**DATA FOR PROCESSING:**

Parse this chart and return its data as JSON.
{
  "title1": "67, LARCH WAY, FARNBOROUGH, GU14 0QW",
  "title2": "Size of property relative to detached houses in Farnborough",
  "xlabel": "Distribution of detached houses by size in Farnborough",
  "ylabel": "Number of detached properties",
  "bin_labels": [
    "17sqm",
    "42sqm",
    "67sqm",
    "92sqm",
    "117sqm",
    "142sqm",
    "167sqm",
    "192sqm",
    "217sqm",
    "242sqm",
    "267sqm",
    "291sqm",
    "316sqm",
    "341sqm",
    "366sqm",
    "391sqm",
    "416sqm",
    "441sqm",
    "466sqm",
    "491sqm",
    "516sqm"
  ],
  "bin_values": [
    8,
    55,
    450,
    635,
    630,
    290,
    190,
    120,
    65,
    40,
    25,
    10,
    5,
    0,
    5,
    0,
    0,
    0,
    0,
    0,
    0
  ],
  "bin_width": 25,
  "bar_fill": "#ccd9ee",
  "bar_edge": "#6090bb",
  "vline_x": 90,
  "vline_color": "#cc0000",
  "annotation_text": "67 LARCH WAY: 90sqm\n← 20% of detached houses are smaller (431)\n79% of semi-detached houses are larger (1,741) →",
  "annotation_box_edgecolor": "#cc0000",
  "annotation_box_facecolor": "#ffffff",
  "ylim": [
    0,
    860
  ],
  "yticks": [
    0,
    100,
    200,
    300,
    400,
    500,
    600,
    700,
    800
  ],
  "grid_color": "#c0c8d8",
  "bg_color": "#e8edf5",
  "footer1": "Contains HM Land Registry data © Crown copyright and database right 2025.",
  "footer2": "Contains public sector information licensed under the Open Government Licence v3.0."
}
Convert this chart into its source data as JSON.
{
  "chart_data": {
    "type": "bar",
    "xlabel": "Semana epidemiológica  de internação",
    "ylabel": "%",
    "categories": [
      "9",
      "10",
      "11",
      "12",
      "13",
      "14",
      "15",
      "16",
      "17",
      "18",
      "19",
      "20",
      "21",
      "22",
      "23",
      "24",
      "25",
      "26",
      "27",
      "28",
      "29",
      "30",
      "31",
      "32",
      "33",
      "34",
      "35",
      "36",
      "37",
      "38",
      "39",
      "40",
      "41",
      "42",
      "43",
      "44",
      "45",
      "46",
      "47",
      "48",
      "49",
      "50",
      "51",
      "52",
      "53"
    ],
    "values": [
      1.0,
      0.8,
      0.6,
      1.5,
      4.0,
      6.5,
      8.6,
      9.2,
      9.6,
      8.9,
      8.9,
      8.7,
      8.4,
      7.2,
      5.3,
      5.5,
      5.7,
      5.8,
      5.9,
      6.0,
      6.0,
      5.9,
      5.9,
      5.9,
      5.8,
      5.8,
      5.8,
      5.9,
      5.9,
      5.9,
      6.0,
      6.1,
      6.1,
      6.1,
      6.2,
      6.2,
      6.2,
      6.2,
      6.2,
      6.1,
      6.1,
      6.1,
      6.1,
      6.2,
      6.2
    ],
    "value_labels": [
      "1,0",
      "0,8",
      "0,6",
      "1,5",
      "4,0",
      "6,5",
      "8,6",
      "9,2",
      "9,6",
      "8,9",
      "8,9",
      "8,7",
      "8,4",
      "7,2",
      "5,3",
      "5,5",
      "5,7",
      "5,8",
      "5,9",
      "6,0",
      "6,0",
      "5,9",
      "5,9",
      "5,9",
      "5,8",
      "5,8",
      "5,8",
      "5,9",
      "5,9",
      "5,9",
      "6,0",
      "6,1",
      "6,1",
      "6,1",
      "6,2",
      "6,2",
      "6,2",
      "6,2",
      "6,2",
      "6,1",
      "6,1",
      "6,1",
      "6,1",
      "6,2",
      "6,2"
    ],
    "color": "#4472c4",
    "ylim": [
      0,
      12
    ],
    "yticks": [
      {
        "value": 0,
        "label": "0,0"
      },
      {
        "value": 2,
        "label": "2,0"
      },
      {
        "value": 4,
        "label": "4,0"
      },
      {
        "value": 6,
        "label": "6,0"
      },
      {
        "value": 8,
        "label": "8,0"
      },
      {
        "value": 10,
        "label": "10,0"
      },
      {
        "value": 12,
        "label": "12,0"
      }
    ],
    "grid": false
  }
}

**SHORT EXERCISE:** Reproduce the data in its entirety, matching each character.

**THE COMPLETED TASK:**
Parse this chart and return its data as JSON.
{
  "title1": "67, LARCH WAY, FARNBOROUGH, GU14 0QW",
  "title2": "Size of property relative to detached houses in Farnborough",
  "xlabel": "Distribution of detached houses by size in Farnborough",
  "ylabel": "Number of detached properties",
  "bin_labels": [
    "17sqm",
    "42sqm",
    "67sqm",
    "92sqm",
    "117sqm",
    "142sqm",
    "167sqm",
    "192sqm",
    "217sqm",
    "242sqm",
    "267sqm",
    "291sqm",
    "316sqm",
    "341sqm",
    "366sqm",
    "391sqm",
    "416sqm",
    "441sqm",
    "466sqm",
    "491sqm",
    "516sqm"
  ],
  "bin_values": [
    8,
    55,
    450,
    635,
    630,
    290,
    190,
    120,
    65,
    40,
    25,
    10,
    5,
    0,
    5,
    0,
    0,
    0,
    0,
    0,
    0
  ],
  "bin_width": 25,
  "bar_fill": "#ccd9ee",
  "bar_edge": "#6090bb",
  "vline_x": 90,
  "vline_color": "#cc0000",
  "annotation_text": "67 LARCH WAY: 90sqm\n← 20% of detached houses are smaller (431)\n79% of semi-detached houses are larger (1,741) →",
  "annotation_box_edgecolor": "#cc0000",
  "annotation_box_facecolor": "#ffffff",
  "ylim": [
    0,
    860
  ],
  "yticks": [
    0,
    100,
    200,
    300,
    400,
    500,
    600,
    700,
    800
  ],
  "grid_color": "#c0c8d8",
  "bg_color": "#e8edf5",
  "footer1": "Contains HM Land Registry data © Crown copyright and database right 2025.",
  "footer2": "Contains public sector information licensed under the Open Government Licence v3.0."
}
Convert this chart into its source data as JSON.
{
  "chart_data": {
    "type": "bar",
    "xlabel": "Semana epidemiológica  de internação",
    "ylabel": "%",
    "categories": [
      "9",
      "10",
      "11",
      "12",
      "13",
      "14",
      "15",
      "16",
      "17",
      "18",
      "19",
      "20",
      "21",
      "22",
      "23",
      "24",
      "25",
      "26",
      "27",
      "28",
      "29",
      "30",
      "31",
      "32",
      "33",
      "34",
      "35",
      "36",
      "37",
      "38",
      "39",
      "40",
      "41",
      "42",
      "43",
      "44",
      "45",
      "46",
      "47",
      "48",
      "49",
      "50",
      "51",
      "52",
      "53"
    ],
    "values": [
      1.0,
      0.8,
      0.6,
      1.5,
      4.0,
      6.5,
      8.6,
      9.2,
      9.6,
      8.9,
      8.9,
      8.7,
      8.4,
      7.2,
      5.3,
      5.5,
      5.7,
      5.8,
      5.9,
      6.0,
      6.0,
      5.9,
      5.9,
      5.9,
      5.8,
      5.8,
      5.8,
      5.9,
      5.9,
      5.9,
      6.0,
      6.1,
      6.1,
      6.1,
      6.2,
      6.2,
      6.2,
      6.2,
      6.2,
      6.1,
      6.1,
      6.1,
      6.1,
      6.2,
      6.2
    ],
    "value_labels": [
      "1,0",
      "0,8",
      "0,6",
      "1,5",
      "4,0",
      "6,5",
      "8,6",
      "9,2",
      "9,6",
      "8,9",
      "8,9",
      "8,7",
      "8,4",
      "7,2",
      "5,3",
      "5,5",
      "5,7",
      "5,8",
      "5,9",
      "6,0",
      "6,0",
      "5,9",
      "5,9",
      "5,9",
      "5,8",
      "5,8",
      "5,8",
      "5,9",
      "5,9",
      "5,9",
      "6,0",
      "6,1",
      "6,1",
      "6,1",
      "6,2",
      "6,2",
      "6,2",
      "6,2",
      "6,2",
      "6,1",
      "6,1",
      "6,1",
      "6,1",
      "6,2",
      "6,2"
    ],
    "color": "#4472c4",
    "ylim": [
      0,
      12
    ],
    "yticks": [
      {
        "value": 0,
        "label": "0,0"
      },
      {
        "value": 2,
        "label": "2,0"
      },
      {
        "value": 4,
        "label": "4,0"
      },
      {
        "value": 6,
        "label": "6,0"
      },
      {
        "value": 8,
        "label": "8,0"
      },
      {
        "value": 10,
        "label": "10,0"
      },
      {
        "value": 12,
        "label": "12,0"
      }
    ],
    "grid": false
  }
}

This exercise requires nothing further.